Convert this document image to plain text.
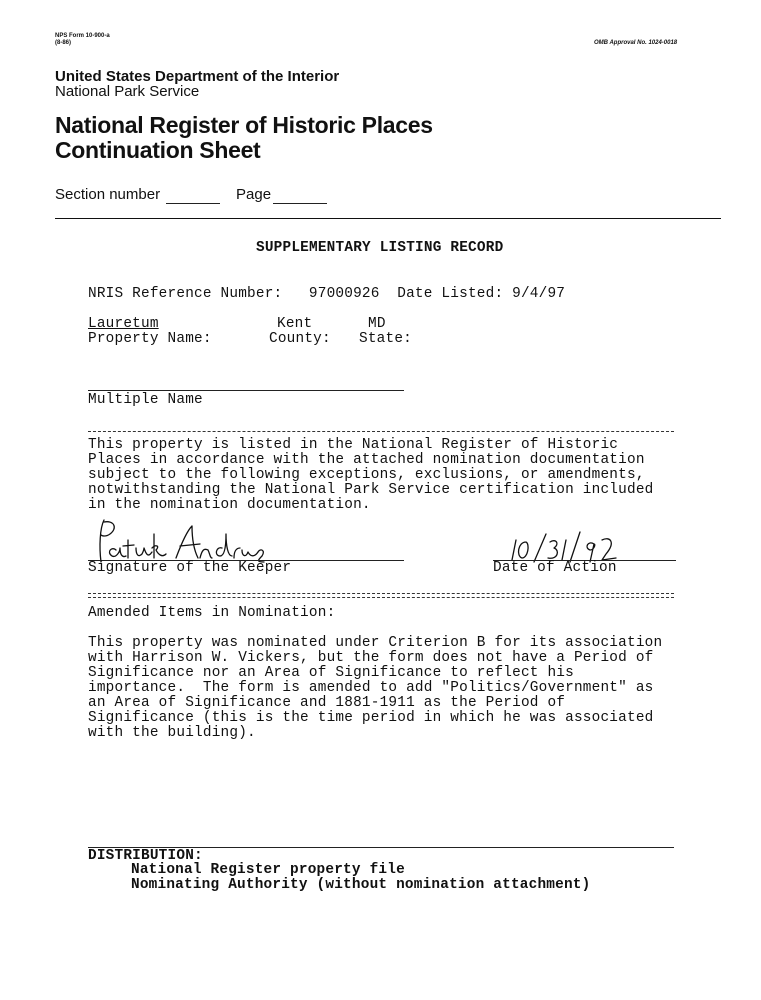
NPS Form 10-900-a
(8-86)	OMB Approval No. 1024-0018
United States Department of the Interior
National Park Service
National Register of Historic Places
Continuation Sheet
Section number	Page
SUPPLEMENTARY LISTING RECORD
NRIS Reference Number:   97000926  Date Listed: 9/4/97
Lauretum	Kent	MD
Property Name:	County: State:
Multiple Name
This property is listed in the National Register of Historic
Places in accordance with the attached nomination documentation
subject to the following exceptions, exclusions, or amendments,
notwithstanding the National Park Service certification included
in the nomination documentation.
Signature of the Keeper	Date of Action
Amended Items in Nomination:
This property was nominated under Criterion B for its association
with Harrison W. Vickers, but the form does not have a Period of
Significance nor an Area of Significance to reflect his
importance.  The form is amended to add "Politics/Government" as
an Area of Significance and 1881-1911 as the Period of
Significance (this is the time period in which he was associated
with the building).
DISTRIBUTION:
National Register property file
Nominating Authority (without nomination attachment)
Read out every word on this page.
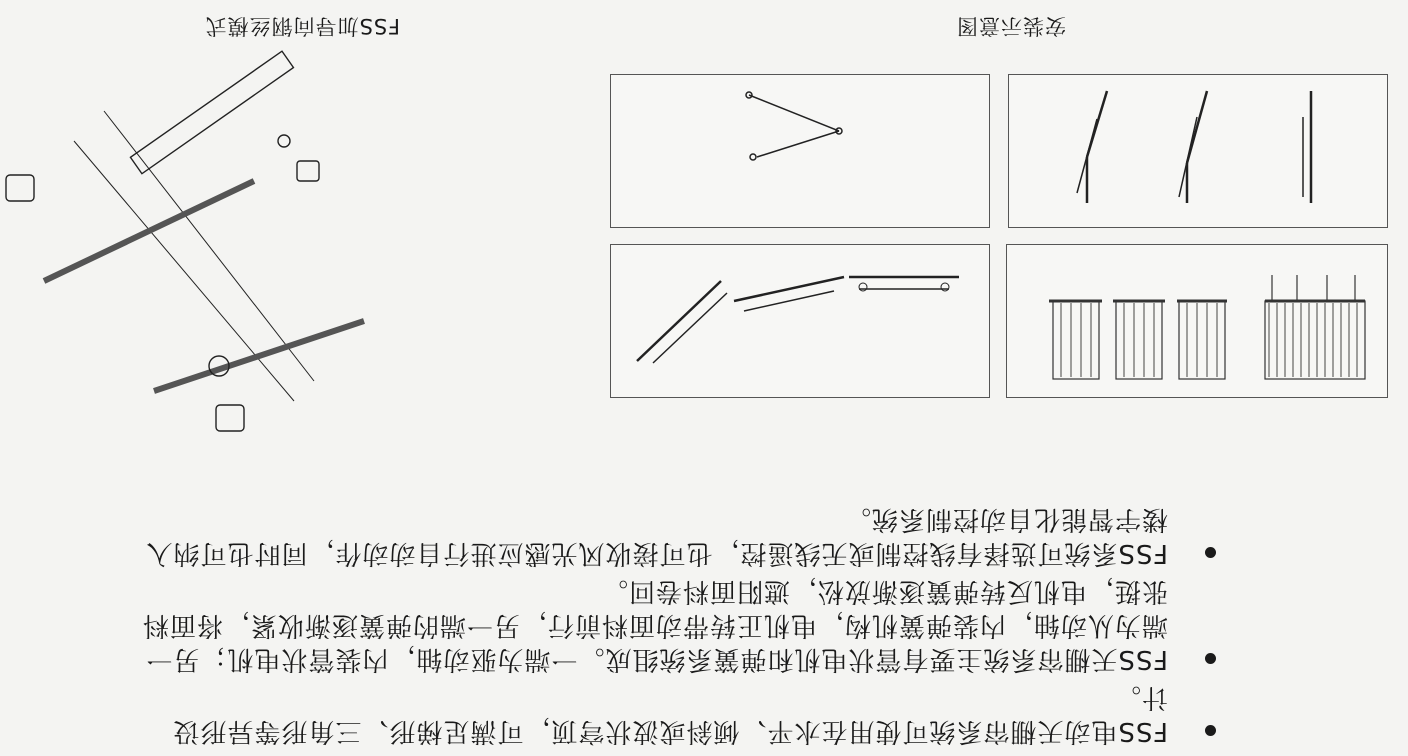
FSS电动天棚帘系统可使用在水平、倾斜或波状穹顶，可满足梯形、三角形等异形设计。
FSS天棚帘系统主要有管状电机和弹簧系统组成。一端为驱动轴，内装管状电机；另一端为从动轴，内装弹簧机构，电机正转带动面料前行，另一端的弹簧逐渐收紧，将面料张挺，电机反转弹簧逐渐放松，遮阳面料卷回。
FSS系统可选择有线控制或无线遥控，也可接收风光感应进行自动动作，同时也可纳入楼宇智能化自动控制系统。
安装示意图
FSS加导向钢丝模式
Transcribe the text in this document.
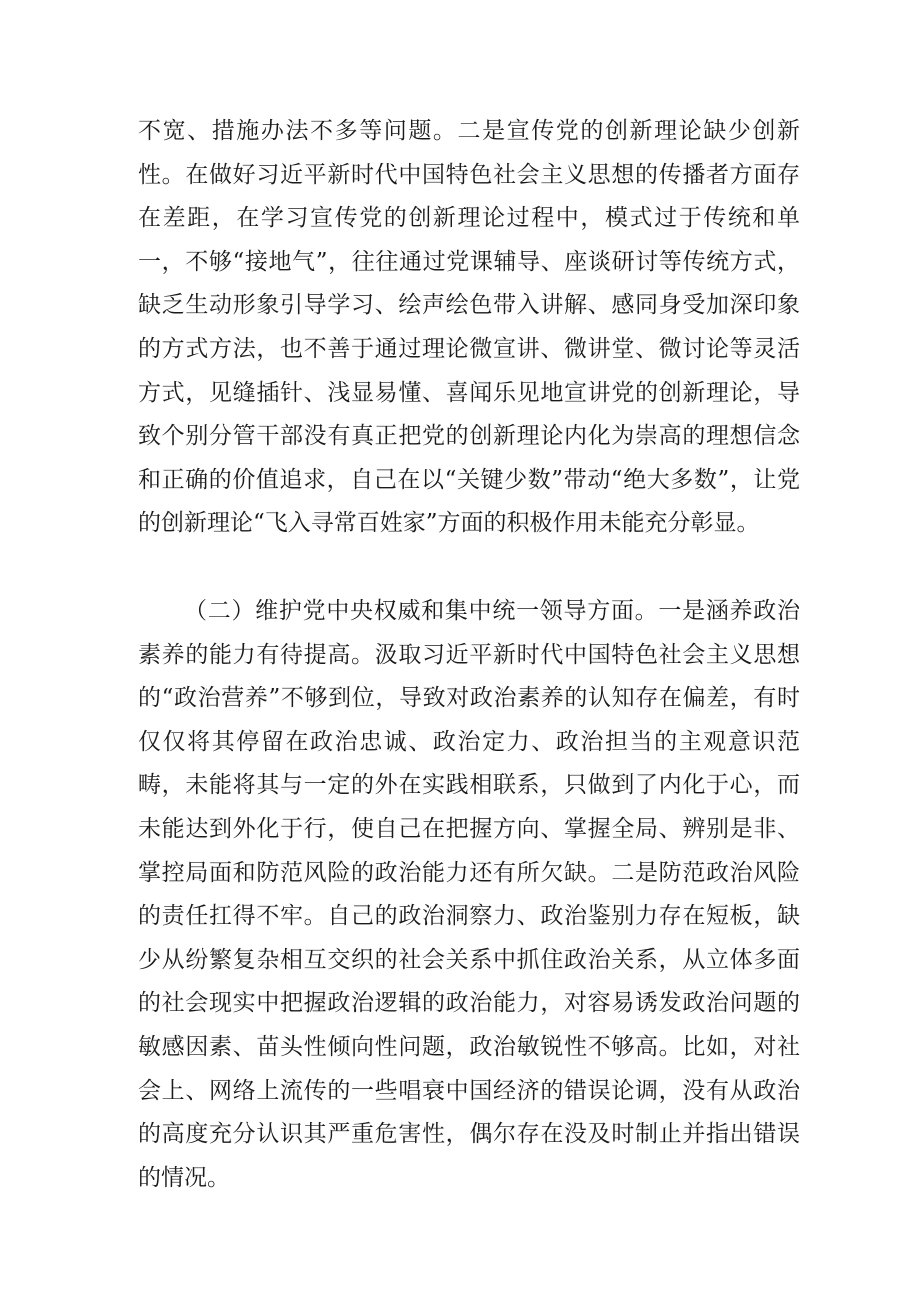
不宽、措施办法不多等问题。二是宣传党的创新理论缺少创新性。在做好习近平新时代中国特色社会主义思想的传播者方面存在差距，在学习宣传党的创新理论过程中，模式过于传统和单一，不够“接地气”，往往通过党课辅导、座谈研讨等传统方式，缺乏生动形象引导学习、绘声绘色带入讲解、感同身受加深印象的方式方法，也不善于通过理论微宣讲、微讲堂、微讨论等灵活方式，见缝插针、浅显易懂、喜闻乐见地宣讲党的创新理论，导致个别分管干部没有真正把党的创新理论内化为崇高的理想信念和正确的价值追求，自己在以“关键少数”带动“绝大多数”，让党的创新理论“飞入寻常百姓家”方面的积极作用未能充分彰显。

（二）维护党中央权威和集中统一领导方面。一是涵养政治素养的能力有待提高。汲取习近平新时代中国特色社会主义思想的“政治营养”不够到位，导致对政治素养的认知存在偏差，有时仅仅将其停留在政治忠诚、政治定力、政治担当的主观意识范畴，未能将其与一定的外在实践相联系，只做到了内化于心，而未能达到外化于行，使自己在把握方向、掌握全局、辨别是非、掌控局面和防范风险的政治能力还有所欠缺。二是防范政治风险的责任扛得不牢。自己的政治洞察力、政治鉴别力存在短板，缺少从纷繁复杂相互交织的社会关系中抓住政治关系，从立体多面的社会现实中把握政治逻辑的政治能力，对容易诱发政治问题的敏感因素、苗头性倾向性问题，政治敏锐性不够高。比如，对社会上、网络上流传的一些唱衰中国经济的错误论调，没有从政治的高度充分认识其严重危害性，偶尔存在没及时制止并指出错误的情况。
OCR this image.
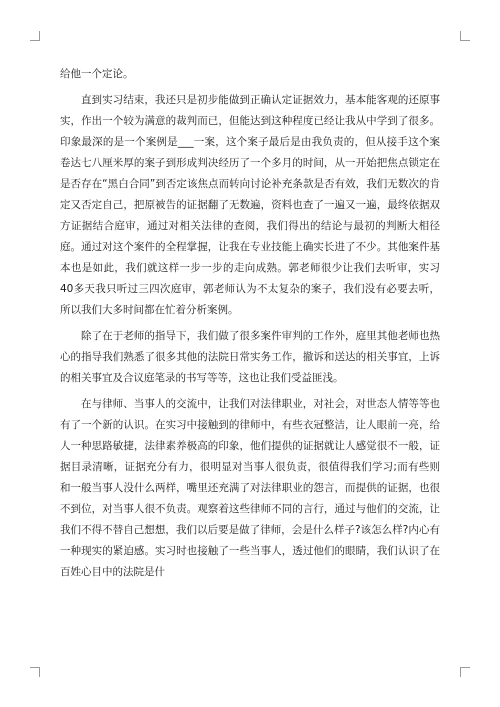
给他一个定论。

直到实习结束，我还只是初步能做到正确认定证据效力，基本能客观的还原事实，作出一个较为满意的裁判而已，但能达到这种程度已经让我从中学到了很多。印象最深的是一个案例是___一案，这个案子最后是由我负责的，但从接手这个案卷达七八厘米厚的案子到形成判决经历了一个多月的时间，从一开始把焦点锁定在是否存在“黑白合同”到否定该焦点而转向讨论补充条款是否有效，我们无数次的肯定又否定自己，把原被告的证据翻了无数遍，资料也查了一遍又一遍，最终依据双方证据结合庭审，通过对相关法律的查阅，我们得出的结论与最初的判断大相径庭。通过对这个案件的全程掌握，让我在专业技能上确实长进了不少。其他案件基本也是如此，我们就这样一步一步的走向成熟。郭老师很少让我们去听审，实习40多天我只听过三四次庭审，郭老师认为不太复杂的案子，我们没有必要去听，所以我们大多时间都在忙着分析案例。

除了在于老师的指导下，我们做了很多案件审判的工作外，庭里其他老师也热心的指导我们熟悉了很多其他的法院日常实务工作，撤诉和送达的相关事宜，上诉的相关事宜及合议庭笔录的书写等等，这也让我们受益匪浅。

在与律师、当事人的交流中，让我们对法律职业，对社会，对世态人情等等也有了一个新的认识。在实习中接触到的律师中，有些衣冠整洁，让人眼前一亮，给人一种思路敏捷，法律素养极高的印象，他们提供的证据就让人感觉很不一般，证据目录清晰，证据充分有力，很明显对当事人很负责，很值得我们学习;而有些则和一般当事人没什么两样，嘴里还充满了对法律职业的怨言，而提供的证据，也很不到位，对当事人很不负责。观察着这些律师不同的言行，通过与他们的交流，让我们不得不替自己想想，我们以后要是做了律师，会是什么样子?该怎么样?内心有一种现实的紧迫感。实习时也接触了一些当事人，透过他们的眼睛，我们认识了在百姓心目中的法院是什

**The exercise**:
Set down the complete material exactly, but do not include the images.

**Worked answer**:
Convert this document image to plain text.
NPS Form 10-900-a
(8-86)	OMB Approval No. 1024-0018
United States Department of the Interior
National Park Service
National Register of Historic Places
Continuation Sheet
Section number	Page
SUPPLEMENTARY LISTING RECORD
NRIS Reference Number:   97000926  Date Listed: 9/4/97
Lauretum	Kent	MD
Property Name:	County: State:
Multiple Name
This property is listed in the National Register of Historic
Places in accordance with the attached nomination documentation
subject to the following exceptions, exclusions, or amendments,
notwithstanding the National Park Service certification included
in the nomination documentation.
Signature of the Keeper	Date of Action
Amended Items in Nomination:
This property was nominated under Criterion B for its association
with Harrison W. Vickers, but the form does not have a Period of
Significance nor an Area of Significance to reflect his
importance.  The form is amended to add "Politics/Government" as
an Area of Significance and 1881-1911 as the Period of
Significance (this is the time period in which he was associated
with the building).
DISTRIBUTION:
National Register property file
Nominating Authority (without nomination attachment)
Read out every word on this page.
FSS电动天棚帘系统可使用在水平、倾斜或波状穹顶，可满足梯形、三角形等异形设计。
FSS天棚帘系统主要有管状电机和弹簧系统组成。一端为驱动轴，内装管状电机；另一端为从动轴，内装弹簧机构，电机正转带动面料前行，另一端的弹簧逐渐收紧，将面料张挺，电机反转弹簧逐渐放松，遮阳面料卷回。
FSS系统可选择有线控制或无线遥控，也可接收风光感应进行自动动作，同时也可纳入楼宇智能化自动控制系统。
安装示意图
FSS加导向钢丝模式
Transcribe the text in this document.
不宽、措施办法不多等问题。二是宣传党的创新理论缺少创新性。在做好习近平新时代中国特色社会主义思想的传播者方面存在差距，在学习宣传党的创新理论过程中，模式过于传统和单一，不够“接地气”，往往通过党课辅导、座谈研讨等传统方式，缺乏生动形象引导学习、绘声绘色带入讲解、感同身受加深印象的方式方法，也不善于通过理论微宣讲、微讲堂、微讨论等灵活方式，见缝插针、浅显易懂、喜闻乐见地宣讲党的创新理论，导致个别分管干部没有真正把党的创新理论内化为崇高的理想信念和正确的价值追求，自己在以“关键少数”带动“绝大多数”，让党的创新理论“飞入寻常百姓家”方面的积极作用未能充分彰显。

（二）维护党中央权威和集中统一领导方面。一是涵养政治素养的能力有待提高。汲取习近平新时代中国特色社会主义思想的“政治营养”不够到位，导致对政治素养的认知存在偏差，有时仅仅将其停留在政治忠诚、政治定力、政治担当的主观意识范畴，未能将其与一定的外在实践相联系，只做到了内化于心，而未能达到外化于行，使自己在把握方向、掌握全局、辨别是非、掌控局面和防范风险的政治能力还有所欠缺。二是防范政治风险的责任扛得不牢。自己的政治洞察力、政治鉴别力存在短板，缺少从纷繁复杂相互交织的社会关系中抓住政治关系，从立体多面的社会现实中把握政治逻辑的政治能力，对容易诱发政治问题的敏感因素、苗头性倾向性问题，政治敏锐性不够高。比如，对社会上、网络上流传的一些唱衰中国经济的错误论调，没有从政治的高度充分认识其严重危害性，偶尔存在没及时制止并指出错误的情况。
OCR this image.
给他一个定论。

直到实习结束，我还只是初步能做到正确认定证据效力，基本能客观的还原事实，作出一个较为满意的裁判而已，但能达到这种程度已经让我从中学到了很多。印象最深的是一个案例是___一案，这个案子最后是由我负责的，但从接手这个案卷达七八厘米厚的案子到形成判决经历了一个多月的时间，从一开始把焦点锁定在是否存在“黑白合同”到否定该焦点而转向讨论补充条款是否有效，我们无数次的肯定又否定自己，把原被告的证据翻了无数遍，资料也查了一遍又一遍，最终依据双方证据结合庭审，通过对相关法律的查阅，我们得出的结论与最初的判断大相径庭。通过对这个案件的全程掌握，让我在专业技能上确实长进了不少。其他案件基本也是如此，我们就这样一步一步的走向成熟。郭老师很少让我们去听审，实习40多天我只听过三四次庭审，郭老师认为不太复杂的案子，我们没有必要去听，所以我们大多时间都在忙着分析案例。

除了在于老师的指导下，我们做了很多案件审判的工作外，庭里其他老师也热心的指导我们熟悉了很多其他的法院日常实务工作，撤诉和送达的相关事宜，上诉的相关事宜及合议庭笔录的书写等等，这也让我们受益匪浅。

在与律师、当事人的交流中，让我们对法律职业，对社会，对世态人情等等也有了一个新的认识。在实习中接触到的律师中，有些衣冠整洁，让人眼前一亮，给人一种思路敏捷，法律素养极高的印象，他们提供的证据就让人感觉很不一般，证据目录清晰，证据充分有力，很明显对当事人很负责，很值得我们学习;而有些则和一般当事人没什么两样，嘴里还充满了对法律职业的怨言，而提供的证据，也很不到位，对当事人很不负责。观察着这些律师不同的言行，通过与他们的交流，让我们不得不替自己想想，我们以后要是做了律师，会是什么样子?该怎么样?内心有一种现实的紧迫感。实习时也接触了一些当事人，透过他们的眼睛，我们认识了在百姓心目中的法院是什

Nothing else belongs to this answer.